Written problem: Which lines in the material below contain the word "document"? Copy each of them.
## begin Given data
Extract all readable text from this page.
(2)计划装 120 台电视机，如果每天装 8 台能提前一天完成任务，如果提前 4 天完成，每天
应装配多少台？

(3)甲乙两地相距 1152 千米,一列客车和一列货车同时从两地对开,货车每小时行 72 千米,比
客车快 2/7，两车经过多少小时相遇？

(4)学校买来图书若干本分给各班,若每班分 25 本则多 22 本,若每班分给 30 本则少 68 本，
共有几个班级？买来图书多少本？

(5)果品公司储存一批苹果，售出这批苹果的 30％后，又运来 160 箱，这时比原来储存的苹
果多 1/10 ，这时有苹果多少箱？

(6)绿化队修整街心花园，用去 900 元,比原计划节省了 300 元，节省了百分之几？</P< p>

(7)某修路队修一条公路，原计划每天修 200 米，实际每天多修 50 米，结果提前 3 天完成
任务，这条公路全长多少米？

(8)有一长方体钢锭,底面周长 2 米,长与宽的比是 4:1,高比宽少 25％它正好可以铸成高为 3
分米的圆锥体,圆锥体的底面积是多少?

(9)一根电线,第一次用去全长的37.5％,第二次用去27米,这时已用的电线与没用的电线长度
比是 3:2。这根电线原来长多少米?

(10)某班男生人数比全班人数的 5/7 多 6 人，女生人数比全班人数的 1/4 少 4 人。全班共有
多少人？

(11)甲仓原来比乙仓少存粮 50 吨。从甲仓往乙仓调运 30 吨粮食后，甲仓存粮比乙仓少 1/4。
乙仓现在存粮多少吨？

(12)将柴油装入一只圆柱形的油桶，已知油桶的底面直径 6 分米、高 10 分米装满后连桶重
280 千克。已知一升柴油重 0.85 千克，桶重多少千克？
## end Given data
## begin Given data
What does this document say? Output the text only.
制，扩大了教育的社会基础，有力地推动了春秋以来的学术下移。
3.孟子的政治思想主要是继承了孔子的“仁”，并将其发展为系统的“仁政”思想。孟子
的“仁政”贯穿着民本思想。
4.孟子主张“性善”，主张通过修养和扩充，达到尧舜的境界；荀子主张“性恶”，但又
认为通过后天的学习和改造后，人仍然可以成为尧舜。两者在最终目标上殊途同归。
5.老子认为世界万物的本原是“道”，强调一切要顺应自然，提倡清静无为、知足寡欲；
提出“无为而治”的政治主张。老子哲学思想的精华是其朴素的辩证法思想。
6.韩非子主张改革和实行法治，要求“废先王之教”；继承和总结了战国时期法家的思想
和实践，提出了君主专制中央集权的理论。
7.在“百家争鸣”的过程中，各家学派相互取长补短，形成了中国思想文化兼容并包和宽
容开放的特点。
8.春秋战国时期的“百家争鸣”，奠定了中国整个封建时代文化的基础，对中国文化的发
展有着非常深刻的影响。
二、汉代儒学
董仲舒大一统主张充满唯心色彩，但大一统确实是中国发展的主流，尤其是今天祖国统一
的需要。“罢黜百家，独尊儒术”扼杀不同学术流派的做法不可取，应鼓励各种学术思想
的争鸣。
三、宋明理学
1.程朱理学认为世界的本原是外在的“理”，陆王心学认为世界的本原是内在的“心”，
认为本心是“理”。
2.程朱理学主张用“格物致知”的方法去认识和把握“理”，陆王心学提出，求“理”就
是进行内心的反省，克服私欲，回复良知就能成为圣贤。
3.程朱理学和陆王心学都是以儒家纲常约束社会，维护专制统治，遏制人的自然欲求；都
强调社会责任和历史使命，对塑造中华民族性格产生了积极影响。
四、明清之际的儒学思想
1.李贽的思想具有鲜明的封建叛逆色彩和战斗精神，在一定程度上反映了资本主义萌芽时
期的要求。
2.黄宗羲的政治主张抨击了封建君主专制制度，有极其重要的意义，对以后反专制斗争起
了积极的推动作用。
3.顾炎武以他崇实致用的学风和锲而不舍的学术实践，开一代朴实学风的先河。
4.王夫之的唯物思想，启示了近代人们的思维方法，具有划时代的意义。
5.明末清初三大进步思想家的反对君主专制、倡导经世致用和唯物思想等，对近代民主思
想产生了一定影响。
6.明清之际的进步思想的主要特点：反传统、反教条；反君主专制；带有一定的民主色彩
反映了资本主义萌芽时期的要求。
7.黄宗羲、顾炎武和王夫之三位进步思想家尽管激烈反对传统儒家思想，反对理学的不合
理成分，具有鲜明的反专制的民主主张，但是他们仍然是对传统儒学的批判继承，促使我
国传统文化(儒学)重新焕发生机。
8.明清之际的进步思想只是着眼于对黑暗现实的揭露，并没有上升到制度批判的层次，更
## end Given data
## begin Given data
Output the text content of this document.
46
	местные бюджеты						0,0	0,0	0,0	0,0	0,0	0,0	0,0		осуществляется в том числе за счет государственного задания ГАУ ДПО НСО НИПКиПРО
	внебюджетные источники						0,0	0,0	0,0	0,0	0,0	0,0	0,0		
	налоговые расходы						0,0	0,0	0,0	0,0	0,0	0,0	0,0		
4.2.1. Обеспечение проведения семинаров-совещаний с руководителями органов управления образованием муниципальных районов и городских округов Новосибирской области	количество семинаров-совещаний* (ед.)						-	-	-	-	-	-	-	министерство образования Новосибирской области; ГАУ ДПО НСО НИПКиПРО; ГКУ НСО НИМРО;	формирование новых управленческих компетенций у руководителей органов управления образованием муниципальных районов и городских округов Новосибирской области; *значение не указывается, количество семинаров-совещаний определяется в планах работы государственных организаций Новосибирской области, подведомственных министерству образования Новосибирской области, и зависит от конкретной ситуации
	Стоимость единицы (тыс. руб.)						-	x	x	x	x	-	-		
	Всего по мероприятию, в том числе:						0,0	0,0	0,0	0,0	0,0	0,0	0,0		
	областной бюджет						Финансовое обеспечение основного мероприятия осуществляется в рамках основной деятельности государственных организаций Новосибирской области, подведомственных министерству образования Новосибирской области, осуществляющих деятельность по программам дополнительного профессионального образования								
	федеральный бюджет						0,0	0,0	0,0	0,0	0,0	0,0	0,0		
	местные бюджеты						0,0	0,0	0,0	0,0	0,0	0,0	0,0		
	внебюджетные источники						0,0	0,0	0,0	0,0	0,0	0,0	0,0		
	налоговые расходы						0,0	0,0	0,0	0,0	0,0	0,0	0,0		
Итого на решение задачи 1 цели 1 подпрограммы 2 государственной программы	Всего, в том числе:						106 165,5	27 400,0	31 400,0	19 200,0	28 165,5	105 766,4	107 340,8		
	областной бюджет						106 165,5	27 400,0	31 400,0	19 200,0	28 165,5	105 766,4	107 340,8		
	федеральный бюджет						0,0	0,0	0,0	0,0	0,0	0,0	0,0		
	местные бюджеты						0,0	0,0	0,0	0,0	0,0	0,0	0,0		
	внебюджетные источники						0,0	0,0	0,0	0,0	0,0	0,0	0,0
## end Given data
Result for this exercise:
What does this document say? Output the text only.
Output the text content of this document.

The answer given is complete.